Go through the entries below and count the lines holding the word "xlabel". Reply with only the number, please.

Figure data in JSON:
* Begin *

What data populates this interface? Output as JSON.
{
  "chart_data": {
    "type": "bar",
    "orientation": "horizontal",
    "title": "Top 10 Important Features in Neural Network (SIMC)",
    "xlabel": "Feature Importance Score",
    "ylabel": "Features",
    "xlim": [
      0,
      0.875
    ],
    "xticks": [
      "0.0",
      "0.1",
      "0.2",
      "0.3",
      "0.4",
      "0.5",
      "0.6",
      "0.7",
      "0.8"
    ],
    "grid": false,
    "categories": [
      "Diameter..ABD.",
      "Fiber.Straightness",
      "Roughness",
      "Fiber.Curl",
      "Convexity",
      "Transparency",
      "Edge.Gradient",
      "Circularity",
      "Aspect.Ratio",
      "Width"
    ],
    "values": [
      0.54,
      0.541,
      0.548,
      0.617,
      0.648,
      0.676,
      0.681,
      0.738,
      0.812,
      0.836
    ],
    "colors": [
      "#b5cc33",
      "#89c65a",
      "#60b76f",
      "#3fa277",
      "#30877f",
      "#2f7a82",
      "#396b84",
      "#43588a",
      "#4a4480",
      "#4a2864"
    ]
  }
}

* End *
* Begin *

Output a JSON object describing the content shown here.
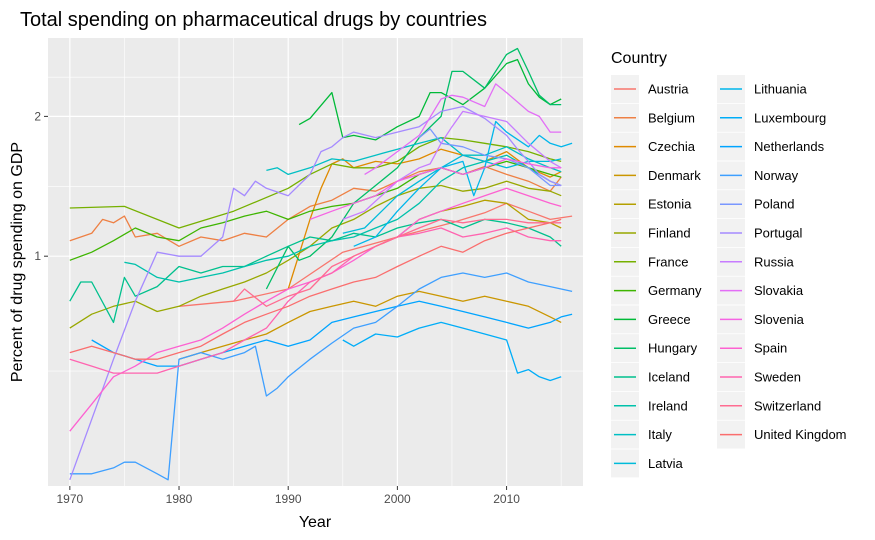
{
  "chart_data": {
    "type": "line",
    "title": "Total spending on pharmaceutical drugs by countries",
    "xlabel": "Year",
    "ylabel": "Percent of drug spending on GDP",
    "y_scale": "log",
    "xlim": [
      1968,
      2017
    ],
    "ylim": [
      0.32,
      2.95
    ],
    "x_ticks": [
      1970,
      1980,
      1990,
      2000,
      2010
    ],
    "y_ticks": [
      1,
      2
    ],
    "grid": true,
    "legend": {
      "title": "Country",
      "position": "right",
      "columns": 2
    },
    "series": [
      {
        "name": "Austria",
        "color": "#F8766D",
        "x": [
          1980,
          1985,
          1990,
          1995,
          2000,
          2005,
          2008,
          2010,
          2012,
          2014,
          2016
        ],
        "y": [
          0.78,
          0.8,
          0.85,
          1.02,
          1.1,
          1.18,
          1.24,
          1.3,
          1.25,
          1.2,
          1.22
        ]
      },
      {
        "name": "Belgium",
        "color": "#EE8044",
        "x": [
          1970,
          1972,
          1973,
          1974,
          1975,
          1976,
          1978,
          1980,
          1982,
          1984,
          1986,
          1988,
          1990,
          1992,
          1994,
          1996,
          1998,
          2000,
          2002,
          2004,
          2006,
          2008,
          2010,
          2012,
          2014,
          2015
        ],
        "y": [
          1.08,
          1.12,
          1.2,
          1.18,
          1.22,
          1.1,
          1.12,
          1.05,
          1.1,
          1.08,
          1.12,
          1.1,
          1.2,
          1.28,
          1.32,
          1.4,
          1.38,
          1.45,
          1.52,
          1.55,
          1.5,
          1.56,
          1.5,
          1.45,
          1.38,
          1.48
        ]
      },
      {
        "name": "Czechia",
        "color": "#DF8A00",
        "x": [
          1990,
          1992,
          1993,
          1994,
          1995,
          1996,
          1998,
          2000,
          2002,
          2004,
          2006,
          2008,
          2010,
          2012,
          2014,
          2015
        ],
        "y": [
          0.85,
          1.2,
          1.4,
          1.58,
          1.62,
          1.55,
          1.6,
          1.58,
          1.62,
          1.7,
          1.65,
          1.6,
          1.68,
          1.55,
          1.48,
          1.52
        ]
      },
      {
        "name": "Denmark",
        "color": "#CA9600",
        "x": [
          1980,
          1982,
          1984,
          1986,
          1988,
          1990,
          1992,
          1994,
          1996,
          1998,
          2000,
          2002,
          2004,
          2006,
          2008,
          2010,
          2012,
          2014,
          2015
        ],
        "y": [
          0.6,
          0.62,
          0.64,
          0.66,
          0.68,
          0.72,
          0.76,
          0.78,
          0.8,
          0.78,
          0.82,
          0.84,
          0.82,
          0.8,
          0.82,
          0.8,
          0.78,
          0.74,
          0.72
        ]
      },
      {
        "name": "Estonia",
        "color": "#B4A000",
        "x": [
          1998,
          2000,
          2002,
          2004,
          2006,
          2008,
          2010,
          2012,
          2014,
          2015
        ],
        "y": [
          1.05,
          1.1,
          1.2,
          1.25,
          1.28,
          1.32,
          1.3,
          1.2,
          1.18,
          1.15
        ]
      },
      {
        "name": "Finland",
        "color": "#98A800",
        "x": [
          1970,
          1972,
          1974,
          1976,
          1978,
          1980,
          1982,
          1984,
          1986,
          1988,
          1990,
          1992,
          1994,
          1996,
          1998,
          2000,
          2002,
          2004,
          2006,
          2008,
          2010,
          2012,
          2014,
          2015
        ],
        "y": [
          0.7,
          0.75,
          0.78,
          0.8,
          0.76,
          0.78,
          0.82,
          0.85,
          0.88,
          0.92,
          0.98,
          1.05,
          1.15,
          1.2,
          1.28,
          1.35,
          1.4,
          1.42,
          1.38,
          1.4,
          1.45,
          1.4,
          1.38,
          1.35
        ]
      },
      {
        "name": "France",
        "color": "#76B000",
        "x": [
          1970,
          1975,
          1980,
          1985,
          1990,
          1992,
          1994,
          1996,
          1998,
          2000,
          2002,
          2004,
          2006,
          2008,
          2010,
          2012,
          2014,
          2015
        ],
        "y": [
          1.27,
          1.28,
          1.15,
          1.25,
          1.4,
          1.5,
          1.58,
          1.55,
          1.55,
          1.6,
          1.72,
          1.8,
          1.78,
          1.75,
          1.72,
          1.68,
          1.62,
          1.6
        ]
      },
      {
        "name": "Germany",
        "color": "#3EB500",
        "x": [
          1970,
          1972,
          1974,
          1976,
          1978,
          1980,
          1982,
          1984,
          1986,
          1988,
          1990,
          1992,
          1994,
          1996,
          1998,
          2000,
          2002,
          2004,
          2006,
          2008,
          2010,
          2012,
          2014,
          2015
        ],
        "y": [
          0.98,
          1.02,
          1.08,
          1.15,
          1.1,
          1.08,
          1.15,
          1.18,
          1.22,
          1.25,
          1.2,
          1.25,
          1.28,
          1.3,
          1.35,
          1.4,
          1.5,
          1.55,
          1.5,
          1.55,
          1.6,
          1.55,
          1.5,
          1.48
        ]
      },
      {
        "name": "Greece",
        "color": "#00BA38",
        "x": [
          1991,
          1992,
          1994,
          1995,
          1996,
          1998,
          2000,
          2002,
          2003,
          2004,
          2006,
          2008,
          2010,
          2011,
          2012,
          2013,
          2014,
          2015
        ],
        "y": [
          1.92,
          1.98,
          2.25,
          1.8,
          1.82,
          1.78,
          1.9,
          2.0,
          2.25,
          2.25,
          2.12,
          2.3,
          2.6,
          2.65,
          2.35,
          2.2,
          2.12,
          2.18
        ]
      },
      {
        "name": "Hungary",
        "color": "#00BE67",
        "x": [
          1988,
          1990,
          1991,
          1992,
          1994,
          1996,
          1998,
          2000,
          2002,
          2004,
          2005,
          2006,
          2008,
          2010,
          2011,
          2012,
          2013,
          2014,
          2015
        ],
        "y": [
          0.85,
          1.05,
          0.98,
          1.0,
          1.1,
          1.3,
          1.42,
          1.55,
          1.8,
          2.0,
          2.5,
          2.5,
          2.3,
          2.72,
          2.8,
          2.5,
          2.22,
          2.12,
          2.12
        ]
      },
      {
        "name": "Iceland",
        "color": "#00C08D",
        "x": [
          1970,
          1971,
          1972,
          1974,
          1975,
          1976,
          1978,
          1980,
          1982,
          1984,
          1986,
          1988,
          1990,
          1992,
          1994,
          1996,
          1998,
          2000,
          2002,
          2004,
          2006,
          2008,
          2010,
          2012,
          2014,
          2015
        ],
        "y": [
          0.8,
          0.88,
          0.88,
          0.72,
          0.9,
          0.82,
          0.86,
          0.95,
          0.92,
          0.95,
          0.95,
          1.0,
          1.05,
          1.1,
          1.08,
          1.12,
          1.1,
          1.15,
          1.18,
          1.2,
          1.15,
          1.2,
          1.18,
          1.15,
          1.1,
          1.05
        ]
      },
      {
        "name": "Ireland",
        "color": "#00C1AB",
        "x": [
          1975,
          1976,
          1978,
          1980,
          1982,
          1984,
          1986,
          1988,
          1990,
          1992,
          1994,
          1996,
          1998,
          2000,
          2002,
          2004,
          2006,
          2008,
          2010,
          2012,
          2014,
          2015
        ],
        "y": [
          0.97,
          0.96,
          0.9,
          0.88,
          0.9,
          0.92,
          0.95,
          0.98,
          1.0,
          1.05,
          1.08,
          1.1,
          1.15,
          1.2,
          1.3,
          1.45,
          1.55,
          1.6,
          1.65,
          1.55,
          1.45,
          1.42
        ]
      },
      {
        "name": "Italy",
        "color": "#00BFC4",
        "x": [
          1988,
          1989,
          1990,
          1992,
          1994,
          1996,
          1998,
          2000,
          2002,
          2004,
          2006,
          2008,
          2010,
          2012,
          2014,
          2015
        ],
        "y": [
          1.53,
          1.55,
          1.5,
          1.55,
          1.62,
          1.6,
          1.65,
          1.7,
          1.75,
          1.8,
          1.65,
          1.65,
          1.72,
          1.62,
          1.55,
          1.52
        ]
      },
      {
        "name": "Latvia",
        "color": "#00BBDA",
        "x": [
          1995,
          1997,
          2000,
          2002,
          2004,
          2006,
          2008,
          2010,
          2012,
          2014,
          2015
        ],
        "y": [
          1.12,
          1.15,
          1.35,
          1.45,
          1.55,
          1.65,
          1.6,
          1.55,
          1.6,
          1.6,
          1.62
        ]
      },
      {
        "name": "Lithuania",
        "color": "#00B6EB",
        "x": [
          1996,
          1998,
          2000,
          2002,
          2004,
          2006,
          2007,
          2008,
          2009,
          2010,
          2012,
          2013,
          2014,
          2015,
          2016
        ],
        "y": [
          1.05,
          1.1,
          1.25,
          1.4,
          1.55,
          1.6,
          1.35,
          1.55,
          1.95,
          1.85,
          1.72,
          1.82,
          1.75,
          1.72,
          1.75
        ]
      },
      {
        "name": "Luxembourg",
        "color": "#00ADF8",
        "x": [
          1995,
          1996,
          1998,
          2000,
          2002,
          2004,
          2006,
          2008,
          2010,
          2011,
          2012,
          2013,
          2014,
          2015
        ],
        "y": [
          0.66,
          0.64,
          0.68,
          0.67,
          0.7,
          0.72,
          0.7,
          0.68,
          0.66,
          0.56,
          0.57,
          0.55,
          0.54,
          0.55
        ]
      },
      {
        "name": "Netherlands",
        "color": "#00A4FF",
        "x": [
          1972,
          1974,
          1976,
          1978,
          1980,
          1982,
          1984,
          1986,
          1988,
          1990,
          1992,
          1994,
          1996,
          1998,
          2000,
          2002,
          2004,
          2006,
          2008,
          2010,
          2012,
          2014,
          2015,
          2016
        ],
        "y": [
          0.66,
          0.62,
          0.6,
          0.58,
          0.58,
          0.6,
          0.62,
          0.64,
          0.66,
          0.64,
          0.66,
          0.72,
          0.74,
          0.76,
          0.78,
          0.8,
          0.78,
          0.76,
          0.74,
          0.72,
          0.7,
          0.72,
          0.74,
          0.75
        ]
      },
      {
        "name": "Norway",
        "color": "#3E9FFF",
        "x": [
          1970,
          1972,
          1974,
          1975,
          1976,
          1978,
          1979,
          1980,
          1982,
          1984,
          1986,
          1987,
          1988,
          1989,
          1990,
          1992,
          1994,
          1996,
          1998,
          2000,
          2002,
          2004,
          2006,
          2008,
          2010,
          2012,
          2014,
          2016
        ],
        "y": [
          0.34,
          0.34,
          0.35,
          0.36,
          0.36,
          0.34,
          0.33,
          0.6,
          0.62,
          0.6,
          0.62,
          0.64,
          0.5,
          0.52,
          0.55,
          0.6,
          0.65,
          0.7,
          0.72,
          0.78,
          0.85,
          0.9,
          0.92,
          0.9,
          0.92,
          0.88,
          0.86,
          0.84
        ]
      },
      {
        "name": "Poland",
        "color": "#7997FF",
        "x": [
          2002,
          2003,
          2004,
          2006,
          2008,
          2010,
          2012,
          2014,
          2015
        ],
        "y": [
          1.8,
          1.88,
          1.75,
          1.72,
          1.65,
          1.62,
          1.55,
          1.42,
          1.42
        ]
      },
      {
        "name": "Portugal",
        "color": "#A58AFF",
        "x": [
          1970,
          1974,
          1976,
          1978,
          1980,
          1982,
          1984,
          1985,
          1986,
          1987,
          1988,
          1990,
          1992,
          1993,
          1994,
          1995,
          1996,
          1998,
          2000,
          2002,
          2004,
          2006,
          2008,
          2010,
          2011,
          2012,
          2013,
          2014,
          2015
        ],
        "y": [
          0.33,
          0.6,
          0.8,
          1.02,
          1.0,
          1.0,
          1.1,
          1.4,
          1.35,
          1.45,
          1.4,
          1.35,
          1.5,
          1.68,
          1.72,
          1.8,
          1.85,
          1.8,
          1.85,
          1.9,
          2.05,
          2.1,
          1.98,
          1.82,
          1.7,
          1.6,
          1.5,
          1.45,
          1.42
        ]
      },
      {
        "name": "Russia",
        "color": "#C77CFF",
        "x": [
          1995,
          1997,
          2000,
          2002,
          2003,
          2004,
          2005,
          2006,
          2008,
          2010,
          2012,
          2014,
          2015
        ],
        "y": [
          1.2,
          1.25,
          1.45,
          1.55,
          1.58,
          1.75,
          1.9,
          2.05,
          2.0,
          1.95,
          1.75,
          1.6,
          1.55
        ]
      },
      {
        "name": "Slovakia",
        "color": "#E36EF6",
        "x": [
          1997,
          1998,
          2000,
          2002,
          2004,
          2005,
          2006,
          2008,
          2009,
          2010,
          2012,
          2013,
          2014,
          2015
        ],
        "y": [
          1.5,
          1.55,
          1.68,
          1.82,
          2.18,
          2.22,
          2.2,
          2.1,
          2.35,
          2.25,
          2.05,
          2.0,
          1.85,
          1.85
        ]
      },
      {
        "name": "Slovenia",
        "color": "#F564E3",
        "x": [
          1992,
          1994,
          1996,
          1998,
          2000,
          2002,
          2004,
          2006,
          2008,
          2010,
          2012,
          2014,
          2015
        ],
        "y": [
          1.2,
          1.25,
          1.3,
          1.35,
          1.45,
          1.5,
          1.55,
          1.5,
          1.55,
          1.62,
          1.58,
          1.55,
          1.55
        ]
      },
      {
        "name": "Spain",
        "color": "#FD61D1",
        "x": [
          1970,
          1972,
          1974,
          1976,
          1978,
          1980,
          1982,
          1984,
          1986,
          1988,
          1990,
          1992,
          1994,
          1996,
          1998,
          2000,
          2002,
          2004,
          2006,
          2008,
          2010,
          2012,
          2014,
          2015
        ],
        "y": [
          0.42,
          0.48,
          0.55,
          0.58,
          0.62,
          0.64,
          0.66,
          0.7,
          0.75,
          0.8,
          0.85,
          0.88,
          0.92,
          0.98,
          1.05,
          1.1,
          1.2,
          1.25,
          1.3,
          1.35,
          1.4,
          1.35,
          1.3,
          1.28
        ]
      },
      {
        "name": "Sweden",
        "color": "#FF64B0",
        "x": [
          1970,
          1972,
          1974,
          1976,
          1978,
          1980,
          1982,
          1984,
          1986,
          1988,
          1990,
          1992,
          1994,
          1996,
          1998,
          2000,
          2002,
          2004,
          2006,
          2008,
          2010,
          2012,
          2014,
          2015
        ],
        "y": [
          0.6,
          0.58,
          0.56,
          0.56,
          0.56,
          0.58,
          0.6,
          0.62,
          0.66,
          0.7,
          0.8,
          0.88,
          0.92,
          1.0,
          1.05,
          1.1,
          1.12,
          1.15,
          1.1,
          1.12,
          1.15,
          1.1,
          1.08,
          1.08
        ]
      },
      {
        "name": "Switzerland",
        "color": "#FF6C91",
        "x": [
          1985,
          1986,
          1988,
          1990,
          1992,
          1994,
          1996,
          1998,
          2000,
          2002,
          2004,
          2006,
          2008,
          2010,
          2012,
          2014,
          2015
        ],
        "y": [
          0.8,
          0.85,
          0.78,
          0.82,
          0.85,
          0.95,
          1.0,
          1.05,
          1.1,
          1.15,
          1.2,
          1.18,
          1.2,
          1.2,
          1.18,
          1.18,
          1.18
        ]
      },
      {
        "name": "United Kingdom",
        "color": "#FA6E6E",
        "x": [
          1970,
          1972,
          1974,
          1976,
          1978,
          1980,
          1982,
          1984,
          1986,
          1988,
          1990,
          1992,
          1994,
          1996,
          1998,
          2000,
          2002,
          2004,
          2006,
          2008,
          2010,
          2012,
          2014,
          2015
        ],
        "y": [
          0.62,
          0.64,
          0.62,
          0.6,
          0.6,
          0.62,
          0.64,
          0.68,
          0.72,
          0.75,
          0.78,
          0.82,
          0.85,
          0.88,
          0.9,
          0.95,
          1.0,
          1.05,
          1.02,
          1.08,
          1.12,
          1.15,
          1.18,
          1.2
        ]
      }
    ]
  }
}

* End *

» EXERCISE ANSWER
2